## Begin Listing

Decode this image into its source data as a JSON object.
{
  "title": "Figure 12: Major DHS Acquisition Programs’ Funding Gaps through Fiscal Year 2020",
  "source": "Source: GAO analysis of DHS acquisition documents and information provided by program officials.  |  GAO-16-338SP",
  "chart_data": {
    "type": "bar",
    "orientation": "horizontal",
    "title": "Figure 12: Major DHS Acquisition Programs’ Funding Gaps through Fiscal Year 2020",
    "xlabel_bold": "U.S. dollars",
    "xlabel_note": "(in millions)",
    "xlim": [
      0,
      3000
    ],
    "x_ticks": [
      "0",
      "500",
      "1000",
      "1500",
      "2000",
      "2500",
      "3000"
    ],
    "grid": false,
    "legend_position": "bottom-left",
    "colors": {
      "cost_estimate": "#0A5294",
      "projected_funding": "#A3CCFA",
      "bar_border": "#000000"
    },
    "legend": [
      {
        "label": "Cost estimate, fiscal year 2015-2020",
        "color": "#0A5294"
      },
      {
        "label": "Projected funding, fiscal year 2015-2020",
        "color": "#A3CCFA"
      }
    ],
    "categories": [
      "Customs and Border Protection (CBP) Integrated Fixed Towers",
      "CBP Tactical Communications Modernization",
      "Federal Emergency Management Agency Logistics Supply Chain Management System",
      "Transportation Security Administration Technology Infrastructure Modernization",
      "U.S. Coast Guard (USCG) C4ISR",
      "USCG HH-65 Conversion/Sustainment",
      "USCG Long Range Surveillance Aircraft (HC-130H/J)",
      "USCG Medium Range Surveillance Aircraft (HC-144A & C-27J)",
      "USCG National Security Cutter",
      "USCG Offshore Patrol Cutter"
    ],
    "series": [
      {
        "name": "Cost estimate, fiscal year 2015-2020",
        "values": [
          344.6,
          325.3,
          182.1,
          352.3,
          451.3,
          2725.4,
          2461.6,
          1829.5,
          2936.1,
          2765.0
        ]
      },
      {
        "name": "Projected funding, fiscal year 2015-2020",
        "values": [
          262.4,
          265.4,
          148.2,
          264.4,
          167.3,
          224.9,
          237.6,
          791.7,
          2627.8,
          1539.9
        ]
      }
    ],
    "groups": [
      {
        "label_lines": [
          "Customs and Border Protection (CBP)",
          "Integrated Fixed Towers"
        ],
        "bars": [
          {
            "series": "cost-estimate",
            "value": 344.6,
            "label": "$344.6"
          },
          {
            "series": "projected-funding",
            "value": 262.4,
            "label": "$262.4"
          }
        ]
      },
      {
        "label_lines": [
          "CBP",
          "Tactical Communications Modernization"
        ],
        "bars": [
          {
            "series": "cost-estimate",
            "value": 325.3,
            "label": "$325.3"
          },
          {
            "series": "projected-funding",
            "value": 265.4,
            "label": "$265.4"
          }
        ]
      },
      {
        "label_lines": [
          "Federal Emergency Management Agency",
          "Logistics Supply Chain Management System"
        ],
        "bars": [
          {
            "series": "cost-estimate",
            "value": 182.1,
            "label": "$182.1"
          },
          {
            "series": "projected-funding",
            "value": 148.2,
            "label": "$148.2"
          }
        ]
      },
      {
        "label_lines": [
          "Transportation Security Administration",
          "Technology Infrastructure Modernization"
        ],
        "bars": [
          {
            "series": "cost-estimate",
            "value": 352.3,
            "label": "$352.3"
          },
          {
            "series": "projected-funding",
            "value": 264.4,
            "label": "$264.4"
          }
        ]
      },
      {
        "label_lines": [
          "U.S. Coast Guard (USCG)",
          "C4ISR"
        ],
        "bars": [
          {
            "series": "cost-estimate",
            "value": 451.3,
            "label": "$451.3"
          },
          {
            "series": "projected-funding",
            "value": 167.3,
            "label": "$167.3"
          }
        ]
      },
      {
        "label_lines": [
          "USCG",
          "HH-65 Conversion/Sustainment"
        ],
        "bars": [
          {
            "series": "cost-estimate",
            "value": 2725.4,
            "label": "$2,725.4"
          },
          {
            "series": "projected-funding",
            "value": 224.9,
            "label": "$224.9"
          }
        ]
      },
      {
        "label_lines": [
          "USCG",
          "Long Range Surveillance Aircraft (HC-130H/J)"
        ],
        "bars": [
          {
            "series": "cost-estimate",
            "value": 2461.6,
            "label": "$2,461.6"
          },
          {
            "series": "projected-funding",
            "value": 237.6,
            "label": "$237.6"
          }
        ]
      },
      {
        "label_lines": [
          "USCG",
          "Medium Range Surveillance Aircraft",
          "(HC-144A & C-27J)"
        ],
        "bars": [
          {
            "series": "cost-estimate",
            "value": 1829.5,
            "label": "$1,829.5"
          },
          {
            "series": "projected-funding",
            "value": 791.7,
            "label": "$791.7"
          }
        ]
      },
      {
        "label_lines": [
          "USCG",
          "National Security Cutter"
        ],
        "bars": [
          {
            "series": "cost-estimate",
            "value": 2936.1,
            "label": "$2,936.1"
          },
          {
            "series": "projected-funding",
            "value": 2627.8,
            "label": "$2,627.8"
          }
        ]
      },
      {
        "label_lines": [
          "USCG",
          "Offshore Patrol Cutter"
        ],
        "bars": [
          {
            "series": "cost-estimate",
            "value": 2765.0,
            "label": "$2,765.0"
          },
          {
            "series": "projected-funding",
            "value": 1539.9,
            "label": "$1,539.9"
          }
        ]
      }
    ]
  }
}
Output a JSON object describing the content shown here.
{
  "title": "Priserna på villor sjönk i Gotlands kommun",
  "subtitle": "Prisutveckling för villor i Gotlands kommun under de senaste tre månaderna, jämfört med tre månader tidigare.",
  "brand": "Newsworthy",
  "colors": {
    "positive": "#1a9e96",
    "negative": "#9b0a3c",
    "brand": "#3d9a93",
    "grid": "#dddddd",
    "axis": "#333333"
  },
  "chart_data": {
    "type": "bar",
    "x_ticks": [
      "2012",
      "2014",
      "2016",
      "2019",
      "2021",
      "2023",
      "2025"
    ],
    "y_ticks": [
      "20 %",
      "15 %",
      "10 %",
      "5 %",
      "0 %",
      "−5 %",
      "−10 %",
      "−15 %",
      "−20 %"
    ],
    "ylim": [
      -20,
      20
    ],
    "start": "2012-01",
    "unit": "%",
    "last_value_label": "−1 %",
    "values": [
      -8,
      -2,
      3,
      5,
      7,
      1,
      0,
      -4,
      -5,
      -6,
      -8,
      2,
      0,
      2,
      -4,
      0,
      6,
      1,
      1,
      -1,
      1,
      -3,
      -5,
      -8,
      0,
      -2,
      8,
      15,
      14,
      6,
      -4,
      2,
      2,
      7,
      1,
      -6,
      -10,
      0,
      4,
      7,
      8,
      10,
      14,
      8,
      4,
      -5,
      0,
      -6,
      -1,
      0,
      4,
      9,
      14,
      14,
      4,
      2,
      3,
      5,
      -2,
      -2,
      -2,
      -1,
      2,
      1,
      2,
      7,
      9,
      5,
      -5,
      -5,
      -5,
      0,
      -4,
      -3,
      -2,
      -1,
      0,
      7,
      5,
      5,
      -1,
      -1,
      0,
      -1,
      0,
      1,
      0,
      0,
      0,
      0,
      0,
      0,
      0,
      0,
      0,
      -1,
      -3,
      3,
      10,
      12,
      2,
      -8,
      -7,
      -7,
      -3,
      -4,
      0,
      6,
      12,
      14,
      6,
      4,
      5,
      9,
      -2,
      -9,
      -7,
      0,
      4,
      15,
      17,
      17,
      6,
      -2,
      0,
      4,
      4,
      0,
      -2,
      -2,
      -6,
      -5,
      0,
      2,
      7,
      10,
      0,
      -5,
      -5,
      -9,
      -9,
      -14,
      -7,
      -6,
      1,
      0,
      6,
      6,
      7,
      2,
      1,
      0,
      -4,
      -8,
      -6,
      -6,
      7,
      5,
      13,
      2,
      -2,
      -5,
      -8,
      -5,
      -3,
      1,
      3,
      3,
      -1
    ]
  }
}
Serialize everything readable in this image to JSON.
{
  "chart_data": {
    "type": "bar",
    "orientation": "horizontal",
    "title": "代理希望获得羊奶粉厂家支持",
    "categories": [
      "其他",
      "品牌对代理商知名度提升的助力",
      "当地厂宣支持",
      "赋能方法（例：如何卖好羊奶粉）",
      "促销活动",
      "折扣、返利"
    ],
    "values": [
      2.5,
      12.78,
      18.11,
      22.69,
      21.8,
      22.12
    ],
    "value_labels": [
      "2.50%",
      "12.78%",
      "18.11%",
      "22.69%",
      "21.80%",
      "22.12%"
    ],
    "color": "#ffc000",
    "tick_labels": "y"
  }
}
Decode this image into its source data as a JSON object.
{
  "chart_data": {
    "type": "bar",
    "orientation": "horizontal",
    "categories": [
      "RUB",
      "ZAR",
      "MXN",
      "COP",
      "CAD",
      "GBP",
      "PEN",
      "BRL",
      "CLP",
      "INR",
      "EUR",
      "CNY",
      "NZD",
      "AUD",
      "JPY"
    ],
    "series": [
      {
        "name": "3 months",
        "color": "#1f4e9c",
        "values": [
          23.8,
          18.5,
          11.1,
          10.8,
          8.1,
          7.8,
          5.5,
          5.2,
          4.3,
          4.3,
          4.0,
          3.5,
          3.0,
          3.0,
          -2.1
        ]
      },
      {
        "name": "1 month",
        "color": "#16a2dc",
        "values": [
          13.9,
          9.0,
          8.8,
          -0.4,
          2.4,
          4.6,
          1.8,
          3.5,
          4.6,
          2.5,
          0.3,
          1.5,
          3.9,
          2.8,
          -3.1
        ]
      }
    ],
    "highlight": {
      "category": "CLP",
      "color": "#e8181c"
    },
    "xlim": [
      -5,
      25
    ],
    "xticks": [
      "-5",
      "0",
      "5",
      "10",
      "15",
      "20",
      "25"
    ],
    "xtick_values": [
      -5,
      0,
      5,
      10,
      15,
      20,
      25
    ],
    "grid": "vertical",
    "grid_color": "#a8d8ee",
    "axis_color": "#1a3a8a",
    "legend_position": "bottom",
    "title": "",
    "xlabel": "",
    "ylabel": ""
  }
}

## End Listing

Given request → Your answer should be a single number: the count of lines in the material above that contain "Federal".

Reply to the task → 2